• [Exercise goal] Look through the data below and return each line where "hatch" appears.

--- Material for the task ---

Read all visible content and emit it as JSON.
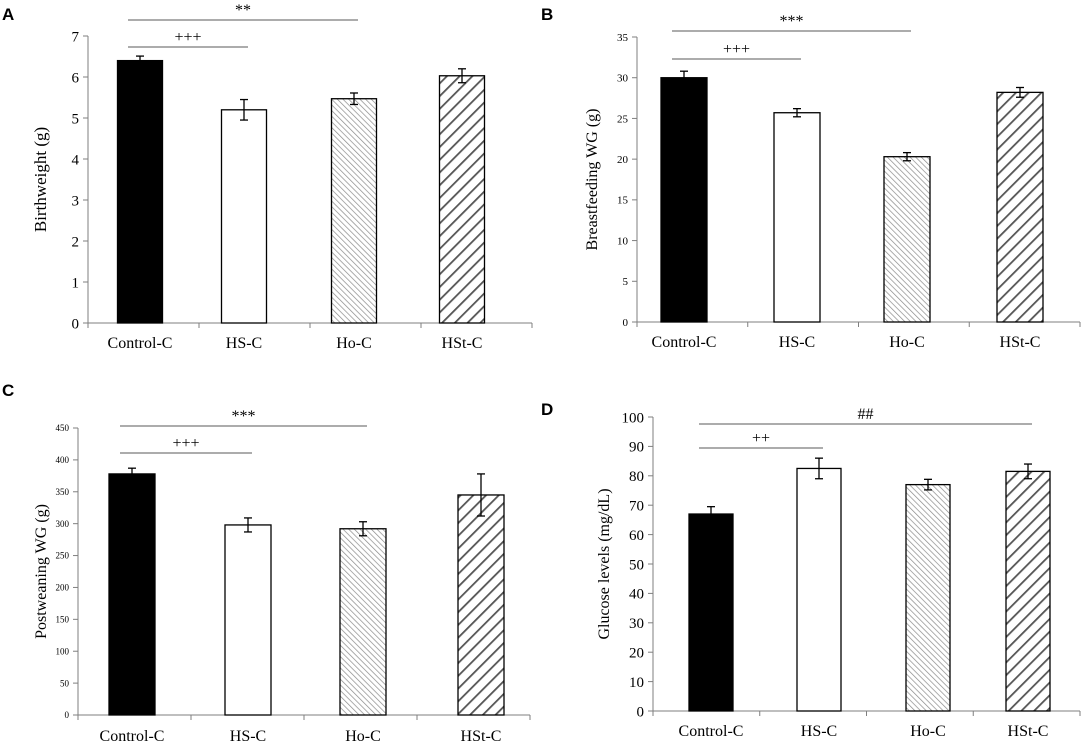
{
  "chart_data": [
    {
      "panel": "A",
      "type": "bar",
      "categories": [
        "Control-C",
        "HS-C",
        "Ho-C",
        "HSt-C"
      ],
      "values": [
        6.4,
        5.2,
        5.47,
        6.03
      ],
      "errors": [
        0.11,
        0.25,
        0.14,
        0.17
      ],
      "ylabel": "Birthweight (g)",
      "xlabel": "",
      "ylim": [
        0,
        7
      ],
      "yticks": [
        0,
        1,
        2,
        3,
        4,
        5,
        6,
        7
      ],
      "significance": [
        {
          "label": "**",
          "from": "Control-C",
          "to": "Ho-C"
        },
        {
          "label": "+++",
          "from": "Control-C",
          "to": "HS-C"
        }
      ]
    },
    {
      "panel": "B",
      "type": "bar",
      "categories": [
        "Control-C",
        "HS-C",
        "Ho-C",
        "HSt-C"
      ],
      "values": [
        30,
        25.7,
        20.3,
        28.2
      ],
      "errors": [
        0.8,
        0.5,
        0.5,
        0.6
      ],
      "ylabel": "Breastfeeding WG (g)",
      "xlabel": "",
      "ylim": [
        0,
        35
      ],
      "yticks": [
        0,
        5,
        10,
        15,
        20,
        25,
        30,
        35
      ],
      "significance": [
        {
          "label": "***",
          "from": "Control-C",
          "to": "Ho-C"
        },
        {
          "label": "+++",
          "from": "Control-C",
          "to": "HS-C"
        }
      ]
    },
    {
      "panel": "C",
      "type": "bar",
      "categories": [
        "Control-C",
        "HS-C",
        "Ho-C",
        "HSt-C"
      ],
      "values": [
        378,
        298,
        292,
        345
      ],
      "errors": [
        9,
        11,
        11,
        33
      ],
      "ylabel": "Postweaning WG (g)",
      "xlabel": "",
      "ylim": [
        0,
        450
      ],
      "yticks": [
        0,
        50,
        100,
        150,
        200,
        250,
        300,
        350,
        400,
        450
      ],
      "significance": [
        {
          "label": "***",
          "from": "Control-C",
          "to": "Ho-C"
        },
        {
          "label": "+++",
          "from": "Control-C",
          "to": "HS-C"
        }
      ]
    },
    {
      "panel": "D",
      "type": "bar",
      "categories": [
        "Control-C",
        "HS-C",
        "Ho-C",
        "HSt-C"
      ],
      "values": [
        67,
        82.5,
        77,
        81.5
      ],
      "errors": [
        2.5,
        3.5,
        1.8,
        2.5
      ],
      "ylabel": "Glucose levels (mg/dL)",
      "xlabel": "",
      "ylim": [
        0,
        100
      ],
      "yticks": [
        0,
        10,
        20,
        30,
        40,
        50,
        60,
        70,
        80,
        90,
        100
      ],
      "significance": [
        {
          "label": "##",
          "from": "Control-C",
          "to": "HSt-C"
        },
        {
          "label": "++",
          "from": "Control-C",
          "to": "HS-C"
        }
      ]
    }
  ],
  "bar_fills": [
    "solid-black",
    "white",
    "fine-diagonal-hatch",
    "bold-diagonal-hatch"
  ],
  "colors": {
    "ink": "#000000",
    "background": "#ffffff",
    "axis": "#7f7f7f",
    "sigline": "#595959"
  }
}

---
--- Material for the task ---

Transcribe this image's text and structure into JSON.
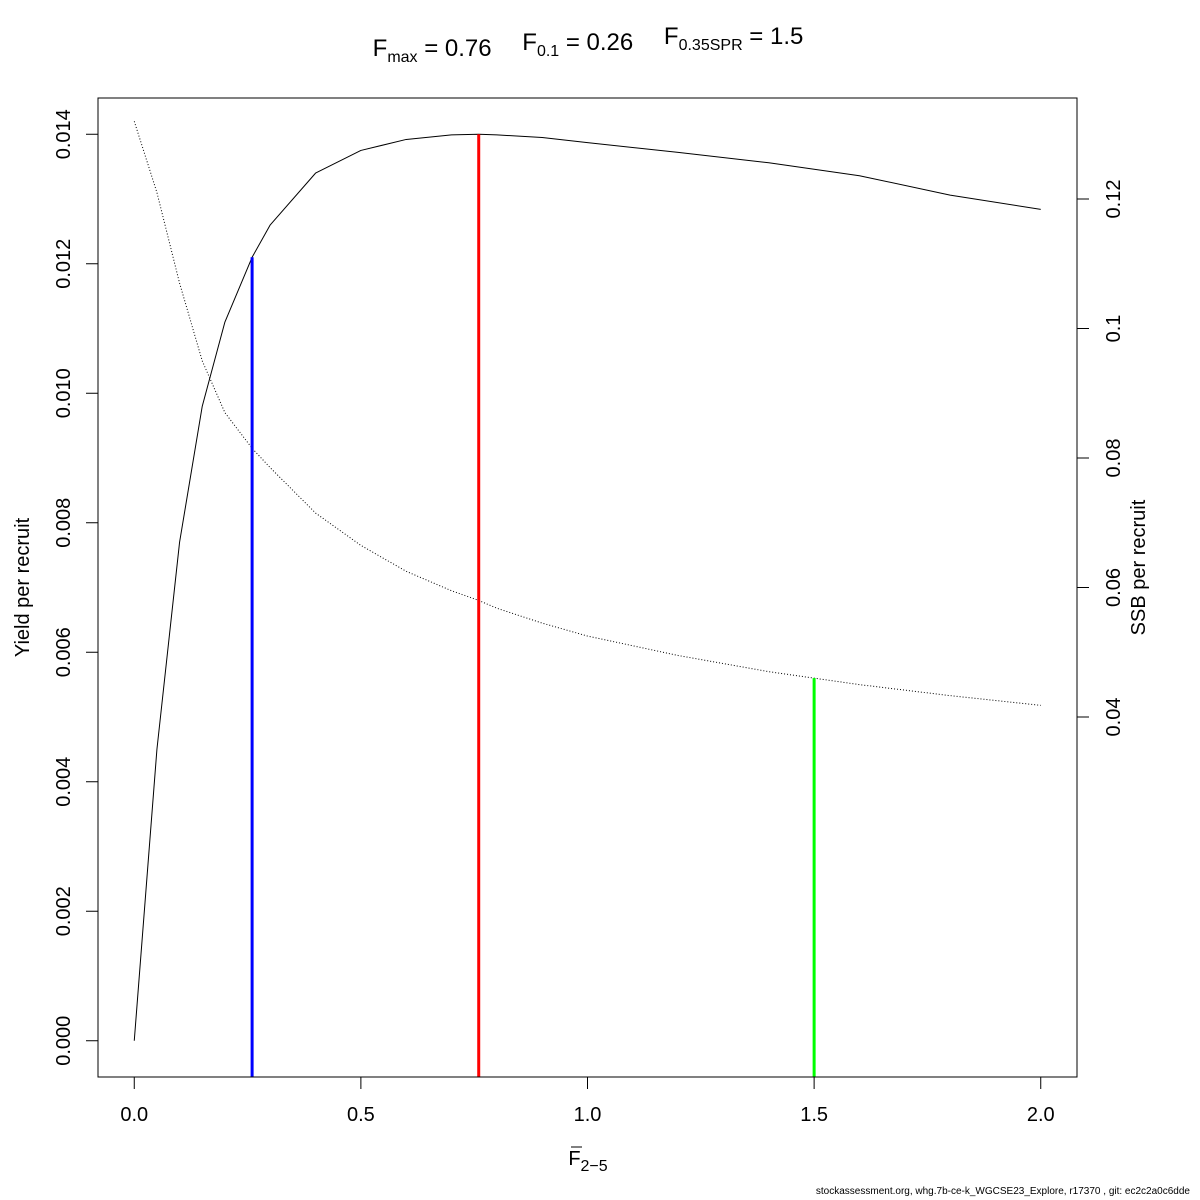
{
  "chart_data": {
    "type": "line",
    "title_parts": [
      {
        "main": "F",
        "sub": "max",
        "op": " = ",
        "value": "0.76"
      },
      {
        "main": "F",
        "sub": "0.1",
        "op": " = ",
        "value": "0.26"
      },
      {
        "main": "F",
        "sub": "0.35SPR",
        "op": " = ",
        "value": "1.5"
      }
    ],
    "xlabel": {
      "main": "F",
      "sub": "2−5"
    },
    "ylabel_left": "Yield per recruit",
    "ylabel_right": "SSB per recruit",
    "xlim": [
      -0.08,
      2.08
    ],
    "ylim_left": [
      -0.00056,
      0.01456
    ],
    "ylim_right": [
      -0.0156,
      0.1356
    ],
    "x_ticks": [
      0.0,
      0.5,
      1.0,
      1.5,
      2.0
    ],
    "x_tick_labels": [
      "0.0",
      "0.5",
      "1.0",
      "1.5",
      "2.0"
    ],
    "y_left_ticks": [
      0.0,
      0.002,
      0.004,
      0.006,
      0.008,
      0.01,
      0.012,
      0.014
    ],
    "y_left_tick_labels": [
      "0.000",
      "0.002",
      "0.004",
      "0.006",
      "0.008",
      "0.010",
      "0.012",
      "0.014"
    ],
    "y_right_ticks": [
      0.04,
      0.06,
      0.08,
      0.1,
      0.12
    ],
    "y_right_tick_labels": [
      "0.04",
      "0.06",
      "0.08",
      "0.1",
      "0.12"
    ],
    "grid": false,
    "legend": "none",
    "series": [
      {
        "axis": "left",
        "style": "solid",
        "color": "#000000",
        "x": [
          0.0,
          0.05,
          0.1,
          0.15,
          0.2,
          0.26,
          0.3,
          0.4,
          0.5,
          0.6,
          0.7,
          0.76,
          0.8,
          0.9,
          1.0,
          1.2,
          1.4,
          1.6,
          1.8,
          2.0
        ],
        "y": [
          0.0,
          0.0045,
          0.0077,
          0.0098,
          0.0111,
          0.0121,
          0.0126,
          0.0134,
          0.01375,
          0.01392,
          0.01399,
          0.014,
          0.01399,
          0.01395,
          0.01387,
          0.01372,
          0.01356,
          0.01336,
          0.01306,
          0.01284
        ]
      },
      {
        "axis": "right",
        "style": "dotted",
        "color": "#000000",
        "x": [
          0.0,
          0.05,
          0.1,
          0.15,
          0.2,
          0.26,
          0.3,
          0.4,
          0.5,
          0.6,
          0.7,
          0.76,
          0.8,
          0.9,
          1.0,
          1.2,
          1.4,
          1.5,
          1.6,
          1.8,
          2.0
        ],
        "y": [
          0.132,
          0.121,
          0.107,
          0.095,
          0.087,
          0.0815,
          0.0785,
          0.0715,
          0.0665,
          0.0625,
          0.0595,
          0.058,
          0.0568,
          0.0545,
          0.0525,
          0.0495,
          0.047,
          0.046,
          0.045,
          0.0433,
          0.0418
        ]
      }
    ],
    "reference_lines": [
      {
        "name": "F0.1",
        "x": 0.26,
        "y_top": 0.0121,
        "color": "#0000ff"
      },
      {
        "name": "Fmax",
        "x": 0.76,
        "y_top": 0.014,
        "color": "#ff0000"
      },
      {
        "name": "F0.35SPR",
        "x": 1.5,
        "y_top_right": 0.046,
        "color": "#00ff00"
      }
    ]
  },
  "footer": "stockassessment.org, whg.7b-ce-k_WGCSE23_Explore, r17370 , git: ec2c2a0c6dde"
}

---

• [Exercise result]
    "fine-diagonal-hatch",
    "bold-diagonal-hatch"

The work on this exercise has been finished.